(Records from a data collection)
## Begin

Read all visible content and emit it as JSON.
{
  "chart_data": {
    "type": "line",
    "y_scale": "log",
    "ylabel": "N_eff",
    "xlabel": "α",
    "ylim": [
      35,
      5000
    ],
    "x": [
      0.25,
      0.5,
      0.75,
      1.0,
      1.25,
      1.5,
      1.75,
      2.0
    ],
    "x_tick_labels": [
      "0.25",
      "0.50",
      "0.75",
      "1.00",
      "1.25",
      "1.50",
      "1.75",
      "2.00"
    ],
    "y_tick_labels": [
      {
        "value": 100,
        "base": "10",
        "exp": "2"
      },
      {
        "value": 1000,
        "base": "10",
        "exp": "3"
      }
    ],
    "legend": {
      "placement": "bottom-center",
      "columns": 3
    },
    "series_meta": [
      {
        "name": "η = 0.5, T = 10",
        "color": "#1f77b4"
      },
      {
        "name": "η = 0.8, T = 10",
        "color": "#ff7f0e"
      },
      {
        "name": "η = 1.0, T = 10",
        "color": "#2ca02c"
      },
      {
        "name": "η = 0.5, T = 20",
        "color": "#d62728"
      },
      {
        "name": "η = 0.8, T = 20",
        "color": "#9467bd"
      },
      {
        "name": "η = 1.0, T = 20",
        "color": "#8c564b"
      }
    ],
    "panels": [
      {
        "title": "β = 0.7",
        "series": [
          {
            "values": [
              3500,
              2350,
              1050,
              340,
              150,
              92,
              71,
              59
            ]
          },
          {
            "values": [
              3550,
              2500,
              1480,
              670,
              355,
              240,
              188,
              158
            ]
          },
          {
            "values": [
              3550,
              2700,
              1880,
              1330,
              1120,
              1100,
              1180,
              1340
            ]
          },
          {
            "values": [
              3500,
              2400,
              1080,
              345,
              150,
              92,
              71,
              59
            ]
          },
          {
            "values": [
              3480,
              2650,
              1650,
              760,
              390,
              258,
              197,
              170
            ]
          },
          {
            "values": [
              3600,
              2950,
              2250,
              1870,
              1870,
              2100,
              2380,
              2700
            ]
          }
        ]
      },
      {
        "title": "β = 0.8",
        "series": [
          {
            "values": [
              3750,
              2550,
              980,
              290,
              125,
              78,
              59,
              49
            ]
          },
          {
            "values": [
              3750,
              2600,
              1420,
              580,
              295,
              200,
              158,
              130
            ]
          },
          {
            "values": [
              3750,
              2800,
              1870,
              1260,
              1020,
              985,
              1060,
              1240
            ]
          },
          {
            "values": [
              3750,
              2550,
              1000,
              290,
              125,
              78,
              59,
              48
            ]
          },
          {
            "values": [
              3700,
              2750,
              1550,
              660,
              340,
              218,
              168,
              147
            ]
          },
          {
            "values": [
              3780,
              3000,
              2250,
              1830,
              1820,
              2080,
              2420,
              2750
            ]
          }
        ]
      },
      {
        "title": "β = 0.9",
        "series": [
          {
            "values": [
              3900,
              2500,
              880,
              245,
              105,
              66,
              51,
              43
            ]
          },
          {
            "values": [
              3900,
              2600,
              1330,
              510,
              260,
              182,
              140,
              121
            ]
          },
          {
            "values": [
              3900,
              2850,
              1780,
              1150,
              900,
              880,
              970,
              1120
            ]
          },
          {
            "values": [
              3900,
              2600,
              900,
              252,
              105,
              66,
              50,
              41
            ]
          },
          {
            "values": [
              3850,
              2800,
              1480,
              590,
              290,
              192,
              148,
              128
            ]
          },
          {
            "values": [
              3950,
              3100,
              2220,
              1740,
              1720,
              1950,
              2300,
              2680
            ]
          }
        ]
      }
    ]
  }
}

## End

__What this task involves__
Extract every line above exactly as it stands.

__Exercise answer__
Read all visible content and emit it as JSON.
{
  "chart_data": {
    "type": "line",
    "y_scale": "log",
    "ylabel": "N_eff",
    "xlabel": "α",
    "ylim": [
      35,
      5000
    ],
    "x": [
      0.25,
      0.5,
      0.75,
      1.0,
      1.25,
      1.5,
      1.75,
      2.0
    ],
    "x_tick_labels": [
      "0.25",
      "0.50",
      "0.75",
      "1.00",
      "1.25",
      "1.50",
      "1.75",
      "2.00"
    ],
    "y_tick_labels": [
      {
        "value": 100,
        "base": "10",
        "exp": "2"
      },
      {
        "value": 1000,
        "base": "10",
        "exp": "3"
      }
    ],
    "legend": {
      "placement": "bottom-center",
      "columns": 3
    },
    "series_meta": [
      {
        "name": "η = 0.5, T = 10",
        "color": "#1f77b4"
      },
      {
        "name": "η = 0.8, T = 10",
        "color": "#ff7f0e"
      },
      {
        "name": "η = 1.0, T = 10",
        "color": "#2ca02c"
      },
      {
        "name": "η = 0.5, T = 20",
        "color": "#d62728"
      },
      {
        "name": "η = 0.8, T = 20",
        "color": "#9467bd"
      },
      {
        "name": "η = 1.0, T = 20",
        "color": "#8c564b"
      }
    ],
    "panels": [
      {
        "title": "β = 0.7",
        "series": [
          {
            "values": [
              3500,
              2350,
              1050,
              340,
              150,
              92,
              71,
              59
            ]
          },
          {
            "values": [
              3550,
              2500,
              1480,
              670,
              355,
              240,
              188,
              158
            ]
          },
          {
            "values": [
              3550,
              2700,
              1880,
              1330,
              1120,
              1100,
              1180,
              1340
            ]
          },
          {
            "values": [
              3500,
              2400,
              1080,
              345,
              150,
              92,
              71,
              59
            ]
          },
          {
            "values": [
              3480,
              2650,
              1650,
              760,
              390,
              258,
              197,
              170
            ]
          },
          {
            "values": [
              3600,
              2950,
              2250,
              1870,
              1870,
              2100,
              2380,
              2700
            ]
          }
        ]
      },
      {
        "title": "β = 0.8",
        "series": [
          {
            "values": [
              3750,
              2550,
              980,
              290,
              125,
              78,
              59,
              49
            ]
          },
          {
            "values": [
              3750,
              2600,
              1420,
              580,
              295,
              200,
              158,
              130
            ]
          },
          {
            "values": [
              3750,
              2800,
              1870,
              1260,
              1020,
              985,
              1060,
              1240
            ]
          },
          {
            "values": [
              3750,
              2550,
              1000,
              290,
              125,
              78,
              59,
              48
            ]
          },
          {
            "values": [
              3700,
              2750,
              1550,
              660,
              340,
              218,
              168,
              147
            ]
          },
          {
            "values": [
              3780,
              3000,
              2250,
              1830,
              1820,
              2080,
              2420,
              2750
            ]
          }
        ]
      },
      {
        "title": "β = 0.9",
        "series": [
          {
            "values": [
              3900,
              2500,
              880,
              245,
              105,
              66,
              51,
              43
            ]
          },
          {
            "values": [
              3900,
              2600,
              1330,
              510,
              260,
              182,
              140,
              121
            ]
          },
          {
            "values": [
              3900,
              2850,
              1780,
              1150,
              900,
              880,
              970,
              1120
            ]
          },
          {
            "values": [
              3900,
              2600,
              900,
              252,
              105,
              66,
              50,
              41
            ]
          },
          {
            "values": [
              3850,
              2800,
              1480,
              590,
              290,
              192,
              148,
              128
            ]
          },
          {
            "values": [
              3950,
              3100,
              2220,
              1740,
              1720,
              1950,
              2300,
              2680
            ]
          }
        ]
      }
    ]
  }
}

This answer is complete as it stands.